Direction:
All of the listing below must be repeated word for word. Pictures are the only thing to omit.

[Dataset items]
[start]

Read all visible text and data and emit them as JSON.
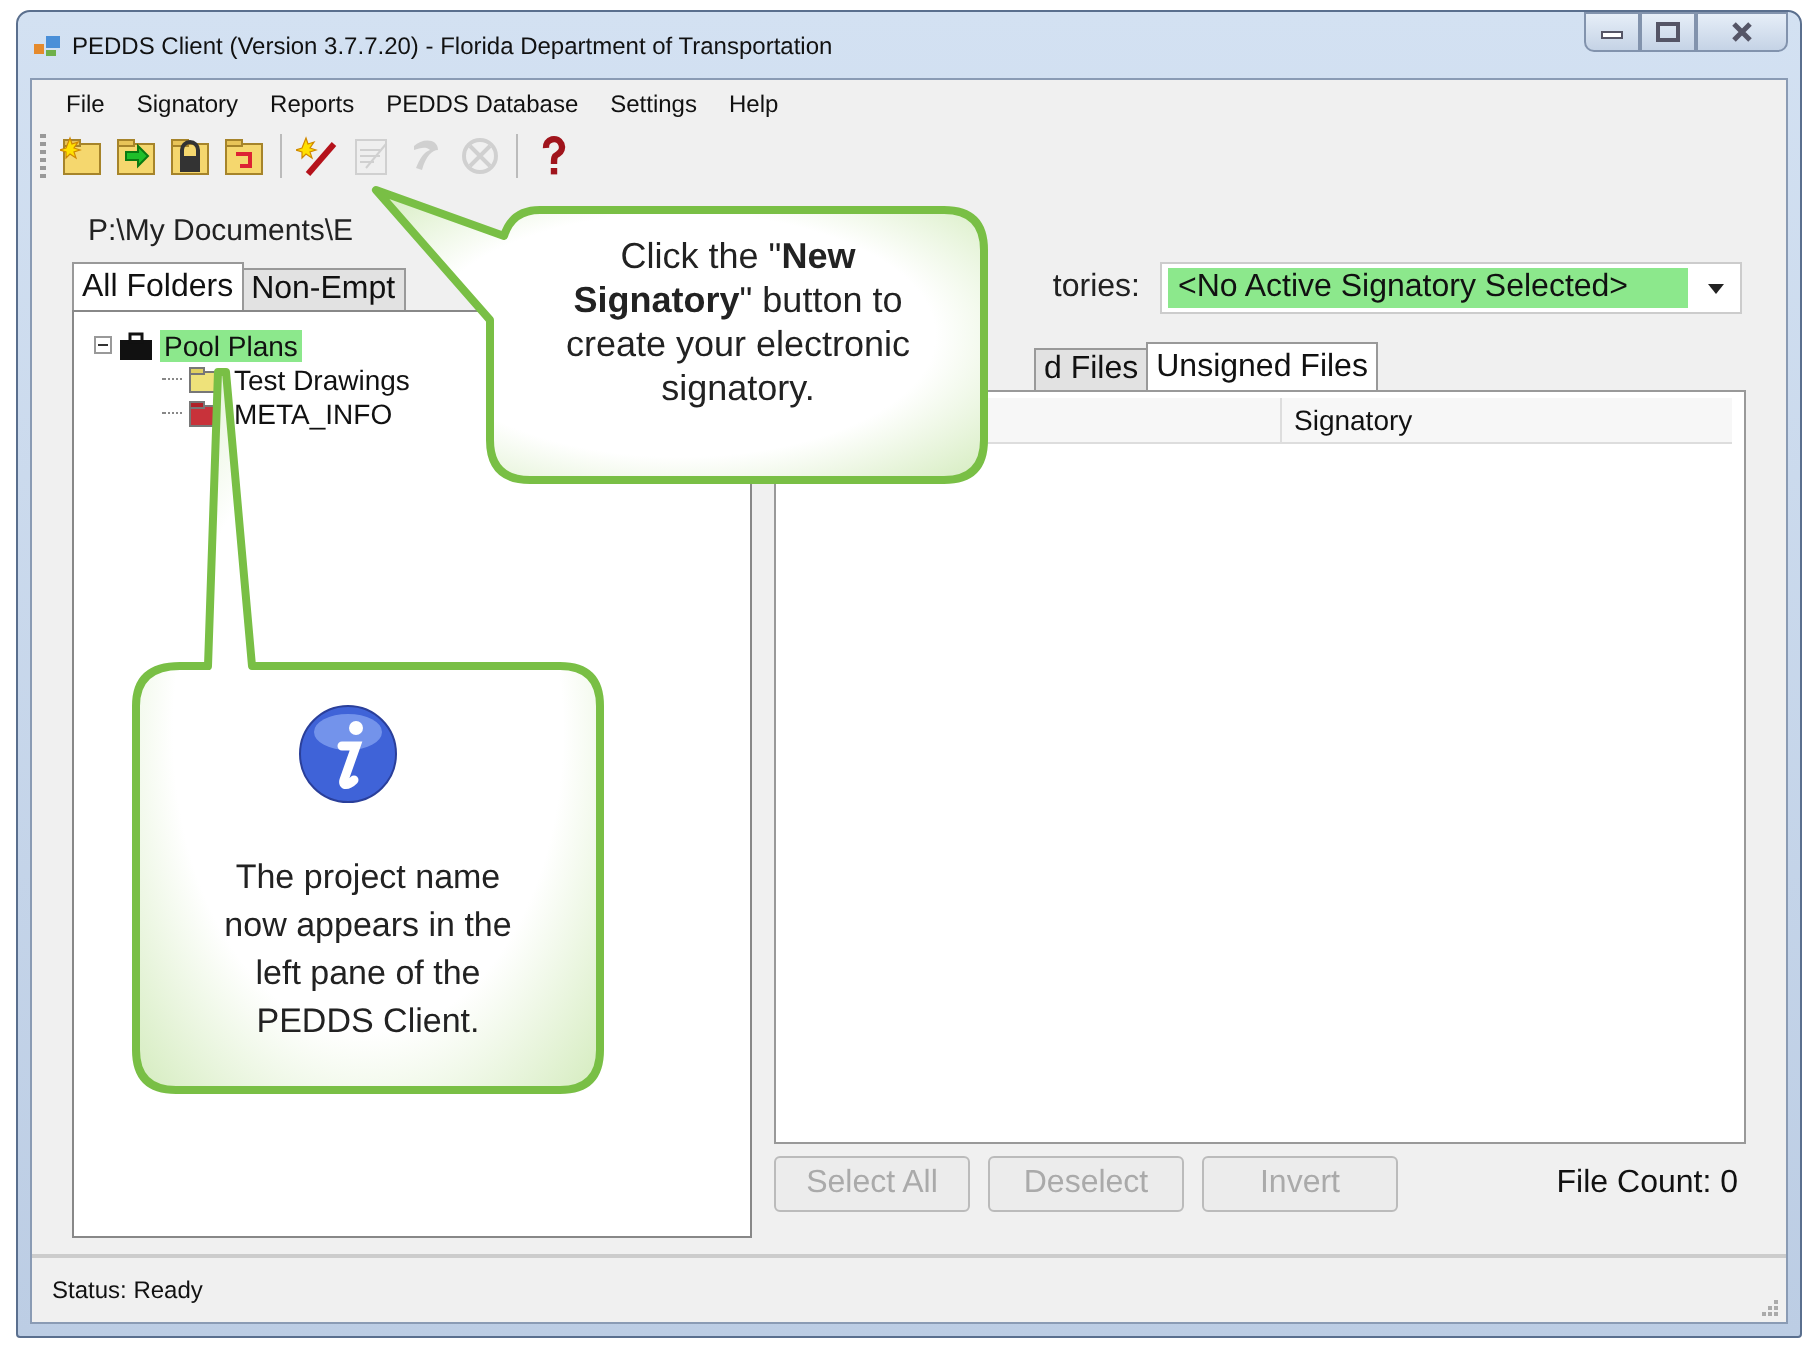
{
  "window": {
    "title": "PEDDS Client (Version 3.7.7.20) - Florida Department of Transportation"
  },
  "menu": [
    "File",
    "Signatory",
    "Reports",
    "PEDDS Database",
    "Settings",
    "Help"
  ],
  "toolbar": [
    [
      {
        "kind": "new-folder",
        "disabled": false
      },
      {
        "kind": "import-folder",
        "disabled": false
      },
      {
        "kind": "lock-folder",
        "disabled": false
      },
      {
        "kind": "export-folder",
        "disabled": false
      }
    ],
    [
      {
        "kind": "new-signatory",
        "disabled": false
      },
      {
        "kind": "sign-document",
        "disabled": true
      },
      {
        "kind": "verify",
        "disabled": true
      },
      {
        "kind": "cancel",
        "disabled": true
      }
    ],
    [
      {
        "kind": "help",
        "disabled": false
      }
    ]
  ],
  "left_pane": {
    "path": "P:\\My Documents\\E",
    "tabs": [
      {
        "label": "All Folders",
        "selected": true
      },
      {
        "label": "Non-Empt",
        "selected": false
      }
    ],
    "tree": [
      {
        "label": "Pool Plans",
        "kind": "project",
        "highlighted": true,
        "expanded": true,
        "children": [
          {
            "label": "Test Drawings",
            "kind": "folder"
          },
          {
            "label": "META_INFO",
            "kind": "meta-folder"
          }
        ]
      }
    ]
  },
  "right_pane": {
    "signatory_label": "tories:",
    "signatory_value": "<No Active Signatory Selected>",
    "tabs": [
      {
        "label": "d Files",
        "selected": false
      },
      {
        "label": "Unsigned Files",
        "selected": true
      }
    ],
    "columns": [
      "Signatory"
    ],
    "buttons": [
      {
        "label": "Select All",
        "disabled": true
      },
      {
        "label": "Deselect",
        "disabled": true
      },
      {
        "label": "Invert",
        "disabled": true
      }
    ],
    "file_count": "File Count: 0"
  },
  "status_bar": "Status: Ready",
  "callouts": [
    {
      "kind": "top",
      "text": "Click the \"**New Signatory**\" button to create your electronic signatory."
    },
    {
      "kind": "info",
      "text": "The project name now appears in the left pane of the PEDDS Client."
    }
  ]
}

[end]

Task solution:
Read all visible text and data and emit them as JSON.
{
  "window": {
    "title": "PEDDS Client (Version 3.7.7.20) - Florida Department of Transportation"
  },
  "menu": [
    "File",
    "Signatory",
    "Reports",
    "PEDDS Database",
    "Settings",
    "Help"
  ],
  "toolbar": [
    [
      {
        "kind": "new-folder",
        "disabled": false
      },
      {
        "kind": "import-folder",
        "disabled": false
      },
      {
        "kind": "lock-folder",
        "disabled": false
      },
      {
        "kind": "export-folder",
        "disabled": false
      }
    ],
    [
      {
        "kind": "new-signatory",
        "disabled": false
      },
      {
        "kind": "sign-document",
        "disabled": true
      },
      {
        "kind": "verify",
        "disabled": true
      },
      {
        "kind": "cancel",
        "disabled": true
      }
    ],
    [
      {
        "kind": "help",
        "disabled": false
      }
    ]
  ],
  "left_pane": {
    "path": "P:\\My Documents\\E",
    "tabs": [
      {
        "label": "All Folders",
        "selected": true
      },
      {
        "label": "Non-Empt",
        "selected": false
      }
    ],
    "tree": [
      {
        "label": "Pool Plans",
        "kind": "project",
        "highlighted": true,
        "expanded": true,
        "children": [
          {
            "label": "Test Drawings",
            "kind": "folder"
          },
          {
            "label": "META_INFO",
            "kind": "meta-folder"
          }
        ]
      }
    ]
  },
  "right_pane": {
    "signatory_label": "tories:",
    "signatory_value": "<No Active Signatory Selected>",
    "tabs": [
      {
        "label": "d Files",
        "selected": false
      },
      {
        "label": "Unsigned Files",
        "selected": true
      }
    ],
    "columns": [
      "Signatory"
    ],
    "buttons": [
      {
        "label": "Select All",
        "disabled": true
      },
      {
        "label": "Deselect",
        "disabled": true
      },
      {
        "label": "Invert",
        "disabled": true
      }
    ],
    "file_count": "File Count: 0"
  },
  "status_bar": "Status: Ready",
  "callouts": [
    {
      "kind": "top",
      "text": "Click the \"**New Signatory**\" button to create your electronic signatory."
    },
    {
      "kind": "info",
      "text": "The project name now appears in the left pane of the PEDDS Client."
    }
  ]
}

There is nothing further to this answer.